SHORT PROBLEM: The data below must be copied in full and without any change.

INPUT:
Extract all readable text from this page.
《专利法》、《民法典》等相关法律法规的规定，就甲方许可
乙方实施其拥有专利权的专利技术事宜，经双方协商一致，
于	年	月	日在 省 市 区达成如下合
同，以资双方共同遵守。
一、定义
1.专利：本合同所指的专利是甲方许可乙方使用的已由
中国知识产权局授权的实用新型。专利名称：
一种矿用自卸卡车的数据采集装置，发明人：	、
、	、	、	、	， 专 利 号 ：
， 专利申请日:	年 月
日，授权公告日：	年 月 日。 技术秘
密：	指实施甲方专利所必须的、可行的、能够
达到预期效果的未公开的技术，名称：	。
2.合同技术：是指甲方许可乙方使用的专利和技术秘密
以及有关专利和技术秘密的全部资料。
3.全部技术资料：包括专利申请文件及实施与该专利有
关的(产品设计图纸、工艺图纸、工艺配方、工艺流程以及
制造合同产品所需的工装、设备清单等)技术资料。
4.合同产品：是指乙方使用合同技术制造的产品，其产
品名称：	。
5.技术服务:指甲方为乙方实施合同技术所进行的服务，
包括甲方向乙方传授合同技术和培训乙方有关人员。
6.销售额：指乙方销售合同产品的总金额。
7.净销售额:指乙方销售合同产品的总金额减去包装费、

EXPECTED ANSWER:
Extract all readable text from this page.
《专利法》、《民法典》等相关法律法规的规定，就甲方许可
乙方实施其拥有专利权的专利技术事宜，经双方协商一致，
于	年	月	日在 省 市 区达成如下合
同，以资双方共同遵守。
一、定义
1.专利：本合同所指的专利是甲方许可乙方使用的已由
中国知识产权局授权的实用新型。专利名称：
一种矿用自卸卡车的数据采集装置，发明人：	、
、	、	、	、	， 专 利 号 ：
， 专利申请日:	年 月
日，授权公告日：	年 月 日。 技术秘
密：	指实施甲方专利所必须的、可行的、能够
达到预期效果的未公开的技术，名称：	。
2.合同技术：是指甲方许可乙方使用的专利和技术秘密
以及有关专利和技术秘密的全部资料。
3.全部技术资料：包括专利申请文件及实施与该专利有
关的(产品设计图纸、工艺图纸、工艺配方、工艺流程以及
制造合同产品所需的工装、设备清单等)技术资料。
4.合同产品：是指乙方使用合同技术制造的产品，其产
品名称：	。
5.技术服务:指甲方为乙方实施合同技术所进行的服务，
包括甲方向乙方传授合同技术和培训乙方有关人员。
6.销售额：指乙方销售合同产品的总金额。
7.净销售额:指乙方销售合同产品的总金额减去包装费、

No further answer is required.